:: Provided entries ::
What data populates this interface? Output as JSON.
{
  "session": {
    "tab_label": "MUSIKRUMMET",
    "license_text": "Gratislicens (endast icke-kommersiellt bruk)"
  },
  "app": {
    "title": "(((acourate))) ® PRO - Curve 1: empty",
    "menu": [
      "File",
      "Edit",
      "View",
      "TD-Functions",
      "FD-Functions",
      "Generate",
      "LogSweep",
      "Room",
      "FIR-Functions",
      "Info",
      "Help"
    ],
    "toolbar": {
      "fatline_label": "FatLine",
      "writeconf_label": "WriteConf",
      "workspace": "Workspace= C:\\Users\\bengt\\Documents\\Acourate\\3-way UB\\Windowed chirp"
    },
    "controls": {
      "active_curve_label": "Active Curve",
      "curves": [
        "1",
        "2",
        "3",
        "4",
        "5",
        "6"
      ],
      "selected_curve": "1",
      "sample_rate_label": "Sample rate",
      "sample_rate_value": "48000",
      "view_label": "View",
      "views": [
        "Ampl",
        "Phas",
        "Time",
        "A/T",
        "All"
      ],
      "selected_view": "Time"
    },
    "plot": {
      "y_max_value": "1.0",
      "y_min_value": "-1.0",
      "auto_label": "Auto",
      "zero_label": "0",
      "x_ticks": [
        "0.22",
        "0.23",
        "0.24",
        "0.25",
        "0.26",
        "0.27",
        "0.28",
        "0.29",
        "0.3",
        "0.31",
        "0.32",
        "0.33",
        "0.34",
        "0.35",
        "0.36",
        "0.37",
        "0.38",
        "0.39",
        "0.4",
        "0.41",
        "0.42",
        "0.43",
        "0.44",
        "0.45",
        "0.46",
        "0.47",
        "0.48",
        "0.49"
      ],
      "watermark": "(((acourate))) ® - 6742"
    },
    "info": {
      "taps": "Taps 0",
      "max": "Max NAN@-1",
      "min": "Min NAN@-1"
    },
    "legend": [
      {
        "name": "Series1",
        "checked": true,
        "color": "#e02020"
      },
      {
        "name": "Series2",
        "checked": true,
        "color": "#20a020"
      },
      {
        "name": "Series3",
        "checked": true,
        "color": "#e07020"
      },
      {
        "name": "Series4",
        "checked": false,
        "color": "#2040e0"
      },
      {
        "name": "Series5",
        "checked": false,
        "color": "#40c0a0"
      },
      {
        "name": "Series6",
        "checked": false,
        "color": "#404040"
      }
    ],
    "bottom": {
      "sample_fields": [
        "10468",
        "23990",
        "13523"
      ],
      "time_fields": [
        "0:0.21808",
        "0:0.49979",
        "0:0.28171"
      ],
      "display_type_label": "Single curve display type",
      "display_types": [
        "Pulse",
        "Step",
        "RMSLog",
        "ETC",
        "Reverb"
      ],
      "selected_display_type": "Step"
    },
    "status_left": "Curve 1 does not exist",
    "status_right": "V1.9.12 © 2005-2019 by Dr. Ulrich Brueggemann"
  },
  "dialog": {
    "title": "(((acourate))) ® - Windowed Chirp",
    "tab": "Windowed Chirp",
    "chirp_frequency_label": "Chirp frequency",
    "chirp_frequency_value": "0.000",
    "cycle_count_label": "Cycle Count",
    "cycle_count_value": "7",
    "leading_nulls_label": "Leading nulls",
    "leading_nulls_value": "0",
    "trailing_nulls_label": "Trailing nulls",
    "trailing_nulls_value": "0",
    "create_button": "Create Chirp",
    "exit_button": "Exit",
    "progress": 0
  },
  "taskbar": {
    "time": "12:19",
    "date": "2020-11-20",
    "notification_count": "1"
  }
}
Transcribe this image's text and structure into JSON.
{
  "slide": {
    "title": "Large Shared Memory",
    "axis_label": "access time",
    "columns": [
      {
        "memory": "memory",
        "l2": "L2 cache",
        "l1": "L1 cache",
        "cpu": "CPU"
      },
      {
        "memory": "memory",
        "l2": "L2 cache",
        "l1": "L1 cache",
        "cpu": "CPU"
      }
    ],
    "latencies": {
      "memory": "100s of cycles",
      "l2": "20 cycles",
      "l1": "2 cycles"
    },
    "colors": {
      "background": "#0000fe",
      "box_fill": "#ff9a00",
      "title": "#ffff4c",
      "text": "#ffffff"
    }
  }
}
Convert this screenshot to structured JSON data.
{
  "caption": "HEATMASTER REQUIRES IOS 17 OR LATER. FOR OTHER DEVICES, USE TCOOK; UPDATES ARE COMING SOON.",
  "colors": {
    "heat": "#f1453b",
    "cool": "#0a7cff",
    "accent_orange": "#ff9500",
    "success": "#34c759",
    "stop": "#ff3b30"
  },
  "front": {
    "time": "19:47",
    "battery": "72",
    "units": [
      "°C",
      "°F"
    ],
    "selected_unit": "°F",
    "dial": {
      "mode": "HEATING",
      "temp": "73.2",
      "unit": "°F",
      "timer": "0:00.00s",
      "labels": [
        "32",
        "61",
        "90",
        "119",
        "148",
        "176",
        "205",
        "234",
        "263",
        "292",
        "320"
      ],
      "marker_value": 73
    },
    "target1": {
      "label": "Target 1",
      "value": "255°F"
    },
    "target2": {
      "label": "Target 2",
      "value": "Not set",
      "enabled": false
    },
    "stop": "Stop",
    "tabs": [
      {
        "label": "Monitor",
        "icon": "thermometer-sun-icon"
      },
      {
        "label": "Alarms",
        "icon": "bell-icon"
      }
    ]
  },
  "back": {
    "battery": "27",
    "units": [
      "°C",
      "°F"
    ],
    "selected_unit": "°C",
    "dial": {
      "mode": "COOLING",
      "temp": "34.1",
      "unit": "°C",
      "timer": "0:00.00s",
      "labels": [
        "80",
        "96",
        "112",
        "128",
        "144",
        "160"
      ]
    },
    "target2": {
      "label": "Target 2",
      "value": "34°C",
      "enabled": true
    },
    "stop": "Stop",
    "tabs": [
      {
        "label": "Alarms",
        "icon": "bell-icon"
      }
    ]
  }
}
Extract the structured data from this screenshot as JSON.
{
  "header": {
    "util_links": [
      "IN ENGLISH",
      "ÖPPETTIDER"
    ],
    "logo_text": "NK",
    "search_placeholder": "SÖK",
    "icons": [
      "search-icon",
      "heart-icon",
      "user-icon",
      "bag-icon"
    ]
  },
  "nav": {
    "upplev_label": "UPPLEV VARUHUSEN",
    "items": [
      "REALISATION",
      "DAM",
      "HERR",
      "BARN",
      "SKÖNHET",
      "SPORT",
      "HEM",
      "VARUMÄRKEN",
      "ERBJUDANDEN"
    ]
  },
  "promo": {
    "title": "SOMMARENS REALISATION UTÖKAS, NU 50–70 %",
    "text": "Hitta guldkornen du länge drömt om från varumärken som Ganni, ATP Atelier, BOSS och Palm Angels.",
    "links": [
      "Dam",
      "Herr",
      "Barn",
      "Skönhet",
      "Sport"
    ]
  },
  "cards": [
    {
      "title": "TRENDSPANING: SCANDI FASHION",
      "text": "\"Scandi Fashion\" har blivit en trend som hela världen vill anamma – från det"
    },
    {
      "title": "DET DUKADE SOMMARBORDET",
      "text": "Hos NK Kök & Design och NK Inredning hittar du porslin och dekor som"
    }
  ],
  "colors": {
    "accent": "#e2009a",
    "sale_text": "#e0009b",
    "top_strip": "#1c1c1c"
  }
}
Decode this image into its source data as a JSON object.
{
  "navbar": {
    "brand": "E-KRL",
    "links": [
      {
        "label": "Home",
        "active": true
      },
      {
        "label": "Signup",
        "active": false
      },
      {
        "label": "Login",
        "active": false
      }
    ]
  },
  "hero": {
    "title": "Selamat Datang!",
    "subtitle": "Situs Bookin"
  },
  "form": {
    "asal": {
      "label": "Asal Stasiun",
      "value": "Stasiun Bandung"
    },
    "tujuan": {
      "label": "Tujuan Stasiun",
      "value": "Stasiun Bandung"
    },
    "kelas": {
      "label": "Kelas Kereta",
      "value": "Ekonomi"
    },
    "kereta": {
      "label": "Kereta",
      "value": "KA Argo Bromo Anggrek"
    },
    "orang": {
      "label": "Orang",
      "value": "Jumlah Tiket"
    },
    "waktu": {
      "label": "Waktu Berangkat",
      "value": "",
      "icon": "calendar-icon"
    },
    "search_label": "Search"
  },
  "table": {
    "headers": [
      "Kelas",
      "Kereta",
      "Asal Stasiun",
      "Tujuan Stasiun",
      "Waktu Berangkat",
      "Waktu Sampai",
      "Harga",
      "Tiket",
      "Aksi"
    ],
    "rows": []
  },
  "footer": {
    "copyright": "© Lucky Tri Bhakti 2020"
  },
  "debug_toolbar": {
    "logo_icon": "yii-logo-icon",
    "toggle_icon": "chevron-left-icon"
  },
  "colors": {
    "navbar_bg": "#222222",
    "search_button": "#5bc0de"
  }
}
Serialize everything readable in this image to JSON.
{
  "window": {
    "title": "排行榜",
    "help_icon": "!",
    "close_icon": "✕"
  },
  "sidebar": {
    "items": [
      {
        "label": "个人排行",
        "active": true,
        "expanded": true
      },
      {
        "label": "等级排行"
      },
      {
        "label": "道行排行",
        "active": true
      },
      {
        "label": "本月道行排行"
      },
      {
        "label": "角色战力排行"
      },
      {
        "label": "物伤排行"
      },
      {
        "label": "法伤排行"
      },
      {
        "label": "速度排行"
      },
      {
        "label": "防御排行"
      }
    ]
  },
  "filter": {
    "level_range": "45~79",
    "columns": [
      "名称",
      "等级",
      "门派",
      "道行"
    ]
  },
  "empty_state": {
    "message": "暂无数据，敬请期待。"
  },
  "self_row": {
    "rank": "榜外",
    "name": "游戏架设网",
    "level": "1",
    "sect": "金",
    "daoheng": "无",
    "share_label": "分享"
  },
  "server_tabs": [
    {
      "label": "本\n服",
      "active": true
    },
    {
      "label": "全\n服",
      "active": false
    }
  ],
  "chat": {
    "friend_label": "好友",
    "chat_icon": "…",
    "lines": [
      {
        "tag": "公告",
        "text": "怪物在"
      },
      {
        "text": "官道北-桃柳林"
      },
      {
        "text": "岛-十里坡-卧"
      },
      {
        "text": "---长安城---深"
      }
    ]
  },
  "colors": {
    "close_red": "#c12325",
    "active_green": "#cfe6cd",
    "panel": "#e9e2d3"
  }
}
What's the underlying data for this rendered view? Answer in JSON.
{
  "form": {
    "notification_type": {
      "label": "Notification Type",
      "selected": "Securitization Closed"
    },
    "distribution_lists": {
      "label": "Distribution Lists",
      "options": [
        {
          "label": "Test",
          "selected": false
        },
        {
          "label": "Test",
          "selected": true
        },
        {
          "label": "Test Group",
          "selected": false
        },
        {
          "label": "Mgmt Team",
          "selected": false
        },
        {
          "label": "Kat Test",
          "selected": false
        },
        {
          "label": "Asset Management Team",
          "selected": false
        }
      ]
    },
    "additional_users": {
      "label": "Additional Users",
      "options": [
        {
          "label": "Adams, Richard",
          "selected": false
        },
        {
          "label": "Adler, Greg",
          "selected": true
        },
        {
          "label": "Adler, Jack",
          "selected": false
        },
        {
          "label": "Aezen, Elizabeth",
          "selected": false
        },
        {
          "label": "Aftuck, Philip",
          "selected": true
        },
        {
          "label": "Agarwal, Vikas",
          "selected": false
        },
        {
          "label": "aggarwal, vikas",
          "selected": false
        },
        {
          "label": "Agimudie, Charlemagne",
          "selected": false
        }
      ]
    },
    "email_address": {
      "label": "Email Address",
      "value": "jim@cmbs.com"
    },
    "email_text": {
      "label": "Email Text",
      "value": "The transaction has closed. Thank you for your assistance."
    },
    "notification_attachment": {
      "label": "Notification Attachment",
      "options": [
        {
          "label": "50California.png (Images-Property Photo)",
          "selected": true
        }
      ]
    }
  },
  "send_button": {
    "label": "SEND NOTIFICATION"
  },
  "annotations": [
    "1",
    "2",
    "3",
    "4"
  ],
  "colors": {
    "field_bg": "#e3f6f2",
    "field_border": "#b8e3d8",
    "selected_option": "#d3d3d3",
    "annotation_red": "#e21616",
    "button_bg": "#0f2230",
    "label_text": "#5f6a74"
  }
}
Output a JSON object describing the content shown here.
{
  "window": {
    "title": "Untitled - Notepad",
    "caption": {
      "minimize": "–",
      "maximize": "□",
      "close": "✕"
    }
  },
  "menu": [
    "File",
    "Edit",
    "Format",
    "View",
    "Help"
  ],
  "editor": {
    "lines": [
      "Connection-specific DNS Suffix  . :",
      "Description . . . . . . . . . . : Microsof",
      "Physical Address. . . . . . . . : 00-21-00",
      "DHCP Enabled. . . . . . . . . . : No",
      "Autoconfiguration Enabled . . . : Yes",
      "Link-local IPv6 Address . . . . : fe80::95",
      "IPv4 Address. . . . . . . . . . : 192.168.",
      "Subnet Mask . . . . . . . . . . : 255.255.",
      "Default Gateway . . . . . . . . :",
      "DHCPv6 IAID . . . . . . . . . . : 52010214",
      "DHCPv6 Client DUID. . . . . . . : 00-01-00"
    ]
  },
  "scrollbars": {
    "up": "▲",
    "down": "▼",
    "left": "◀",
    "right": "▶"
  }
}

:: What to do ::
Search the lines above for the string "Output", then show every one that has it.

:: Finished task ::
What data populates this interface? Output as JSON.
Output a JSON object describing the content shown here.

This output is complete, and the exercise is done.